* Raw records
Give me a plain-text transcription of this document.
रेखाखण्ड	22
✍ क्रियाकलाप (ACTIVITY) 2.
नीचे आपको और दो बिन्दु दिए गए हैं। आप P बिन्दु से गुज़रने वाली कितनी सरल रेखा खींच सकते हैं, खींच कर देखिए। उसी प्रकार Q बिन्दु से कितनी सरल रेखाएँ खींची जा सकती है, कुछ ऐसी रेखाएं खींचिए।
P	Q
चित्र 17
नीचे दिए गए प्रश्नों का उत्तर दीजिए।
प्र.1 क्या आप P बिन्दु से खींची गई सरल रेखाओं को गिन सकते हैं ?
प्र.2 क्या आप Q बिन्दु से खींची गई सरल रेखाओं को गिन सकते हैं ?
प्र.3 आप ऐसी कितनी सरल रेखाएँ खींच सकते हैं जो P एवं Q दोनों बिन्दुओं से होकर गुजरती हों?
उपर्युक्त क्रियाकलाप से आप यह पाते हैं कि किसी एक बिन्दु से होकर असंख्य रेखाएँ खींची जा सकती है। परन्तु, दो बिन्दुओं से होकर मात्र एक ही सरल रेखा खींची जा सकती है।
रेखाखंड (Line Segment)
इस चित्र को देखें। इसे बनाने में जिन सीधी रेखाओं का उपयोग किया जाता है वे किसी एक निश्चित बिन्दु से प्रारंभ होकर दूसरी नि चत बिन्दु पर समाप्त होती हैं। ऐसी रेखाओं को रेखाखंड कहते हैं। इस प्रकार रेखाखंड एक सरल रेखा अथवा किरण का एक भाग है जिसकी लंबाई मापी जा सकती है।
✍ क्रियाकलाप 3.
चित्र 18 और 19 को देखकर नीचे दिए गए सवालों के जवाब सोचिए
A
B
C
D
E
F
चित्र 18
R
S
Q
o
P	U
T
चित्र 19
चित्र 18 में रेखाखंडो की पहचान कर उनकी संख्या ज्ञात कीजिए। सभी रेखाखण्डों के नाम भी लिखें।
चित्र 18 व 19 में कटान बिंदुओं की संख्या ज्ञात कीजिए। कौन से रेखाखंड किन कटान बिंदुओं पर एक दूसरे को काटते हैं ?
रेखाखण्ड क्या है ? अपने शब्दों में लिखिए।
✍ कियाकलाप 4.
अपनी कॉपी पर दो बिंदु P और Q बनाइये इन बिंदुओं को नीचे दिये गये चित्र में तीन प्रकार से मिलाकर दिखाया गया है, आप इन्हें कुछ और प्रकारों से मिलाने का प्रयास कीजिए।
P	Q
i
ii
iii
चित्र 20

* Problem to work on
Word for word, quote all of the data above.

* Output of the exercise
Give me a plain-text transcription of this document.
रेखाखण्ड	22
✍ क्रियाकलाप (ACTIVITY) 2.
नीचे आपको और दो बिन्दु दिए गए हैं। आप P बिन्दु से गुज़रने वाली कितनी सरल रेखा खींच सकते हैं, खींच कर देखिए। उसी प्रकार Q बिन्दु से कितनी सरल रेखाएँ खींची जा सकती है, कुछ ऐसी रेखाएं खींचिए।
P	Q
चित्र 17
नीचे दिए गए प्रश्नों का उत्तर दीजिए।
प्र.1 क्या आप P बिन्दु से खींची गई सरल रेखाओं को गिन सकते हैं ?
प्र.2 क्या आप Q बिन्दु से खींची गई सरल रेखाओं को गिन सकते हैं ?
प्र.3 आप ऐसी कितनी सरल रेखाएँ खींच सकते हैं जो P एवं Q दोनों बिन्दुओं से होकर गुजरती हों?
उपर्युक्त क्रियाकलाप से आप यह पाते हैं कि किसी एक बिन्दु से होकर असंख्य रेखाएँ खींची जा सकती है। परन्तु, दो बिन्दुओं से होकर मात्र एक ही सरल रेखा खींची जा सकती है।
रेखाखंड (Line Segment)
इस चित्र को देखें। इसे बनाने में जिन सीधी रेखाओं का उपयोग किया जाता है वे किसी एक निश्चित बिन्दु से प्रारंभ होकर दूसरी नि चत बिन्दु पर समाप्त होती हैं। ऐसी रेखाओं को रेखाखंड कहते हैं। इस प्रकार रेखाखंड एक सरल रेखा अथवा किरण का एक भाग है जिसकी लंबाई मापी जा सकती है।
✍ क्रियाकलाप 3.
चित्र 18 और 19 को देखकर नीचे दिए गए सवालों के जवाब सोचिए
A
B
C
D
E
F
चित्र 18
R
S
Q
o
P	U
T
चित्र 19
चित्र 18 में रेखाखंडो की पहचान कर उनकी संख्या ज्ञात कीजिए। सभी रेखाखण्डों के नाम भी लिखें।
चित्र 18 व 19 में कटान बिंदुओं की संख्या ज्ञात कीजिए। कौन से रेखाखंड किन कटान बिंदुओं पर एक दूसरे को काटते हैं ?
रेखाखण्ड क्या है ? अपने शब्दों में लिखिए।
✍ कियाकलाप 4.
अपनी कॉपी पर दो बिंदु P और Q बनाइये इन बिंदुओं को नीचे दिये गये चित्र में तीन प्रकार से मिलाकर दिखाया गया है, आप इन्हें कुछ और प्रकारों से मिलाने का प्रयास कीजिए।
P	Q
i
ii
iii
चित्र 20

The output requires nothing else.